↓↓↓

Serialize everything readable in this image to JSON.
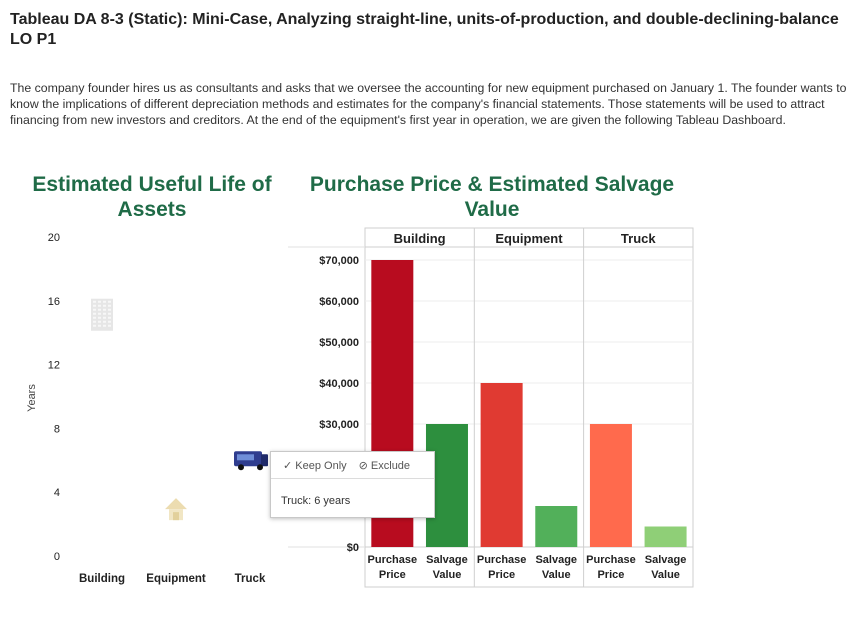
{
  "title": "Tableau DA 8-3 (Static): Mini-Case, Analyzing straight-line, units-of-production, and double-declining-balance LO P1",
  "intro": "The company founder hires us as consultants and asks that we oversee the accounting for new equipment purchased on January 1. The founder wants to know the implications of different depreciation methods and estimates for the company's financial statements. Those statements will be used to attract financing from new investors and creditors. At the end of the equipment's first year in operation, we are given the following Tableau Dashboard.",
  "tooltip": {
    "keep_only": "✓ Keep Only",
    "exclude": "⊘ Exclude",
    "text": "Truck: 6 years"
  },
  "chart_data": [
    {
      "type": "scatter",
      "title": "Estimated Useful Life of Assets",
      "ylabel": "Years",
      "xlabel": "",
      "ylim": [
        0,
        20
      ],
      "yticks": [
        0,
        4,
        8,
        12,
        16,
        20
      ],
      "categories": [
        "Building",
        "Equipment",
        "Truck"
      ],
      "values": [
        15,
        3,
        6
      ],
      "markers": [
        "building-icon",
        "house-icon",
        "truck-icon"
      ],
      "grid": false
    },
    {
      "type": "bar",
      "title": "Purchase Price & Estimated Salvage Value",
      "groups": [
        "Building",
        "Equipment",
        "Truck"
      ],
      "subcategories": [
        "Purchase Price",
        "Salvage Value"
      ],
      "subcategory_labels": [
        [
          "Purchase",
          "Price"
        ],
        [
          "Salvage",
          "Value"
        ]
      ],
      "ylim": [
        0,
        70000
      ],
      "yticks": [
        "$0",
        "$30,000",
        "$40,000",
        "$50,000",
        "$60,000",
        "$70,000"
      ],
      "ytick_values": [
        0,
        30000,
        40000,
        50000,
        60000,
        70000
      ],
      "values": [
        [
          70000,
          30000
        ],
        [
          40000,
          10000
        ],
        [
          30000,
          5000
        ]
      ],
      "colors": [
        [
          "#b80c1f",
          "#2d8f3e"
        ],
        [
          "#e03a32",
          "#52b05a"
        ],
        [
          "#ff6a4d",
          "#8fcf77"
        ]
      ],
      "grid": true
    }
  ]
}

↑↑↑

• **What this task involves**: Write the lines above out again exactly, without any of their pictures.

• **Result of this exercise**:
Serialize everything readable in this image to JSON.
{
  "title": "Tableau DA 8-3 (Static): Mini-Case, Analyzing straight-line, units-of-production, and double-declining-balance LO P1",
  "intro": "The company founder hires us as consultants and asks that we oversee the accounting for new equipment purchased on January 1. The founder wants to know the implications of different depreciation methods and estimates for the company's financial statements. Those statements will be used to attract financing from new investors and creditors. At the end of the equipment's first year in operation, we are given the following Tableau Dashboard.",
  "tooltip": {
    "keep_only": "✓ Keep Only",
    "exclude": "⊘ Exclude",
    "text": "Truck: 6 years"
  },
  "chart_data": [
    {
      "type": "scatter",
      "title": "Estimated Useful Life of Assets",
      "ylabel": "Years",
      "xlabel": "",
      "ylim": [
        0,
        20
      ],
      "yticks": [
        0,
        4,
        8,
        12,
        16,
        20
      ],
      "categories": [
        "Building",
        "Equipment",
        "Truck"
      ],
      "values": [
        15,
        3,
        6
      ],
      "markers": [
        "building-icon",
        "house-icon",
        "truck-icon"
      ],
      "grid": false
    },
    {
      "type": "bar",
      "title": "Purchase Price & Estimated Salvage Value",
      "groups": [
        "Building",
        "Equipment",
        "Truck"
      ],
      "subcategories": [
        "Purchase Price",
        "Salvage Value"
      ],
      "subcategory_labels": [
        [
          "Purchase",
          "Price"
        ],
        [
          "Salvage",
          "Value"
        ]
      ],
      "ylim": [
        0,
        70000
      ],
      "yticks": [
        "$0",
        "$30,000",
        "$40,000",
        "$50,000",
        "$60,000",
        "$70,000"
      ],
      "ytick_values": [
        0,
        30000,
        40000,
        50000,
        60000,
        70000
      ],
      "values": [
        [
          70000,
          30000
        ],
        [
          40000,
          10000
        ],
        [
          30000,
          5000
        ]
      ],
      "colors": [
        [
          "#b80c1f",
          "#2d8f3e"
        ],
        [
          "#e03a32",
          "#52b05a"
        ],
        [
          "#ff6a4d",
          "#8fcf77"
        ]
      ],
      "grid": true
    }
  ]
}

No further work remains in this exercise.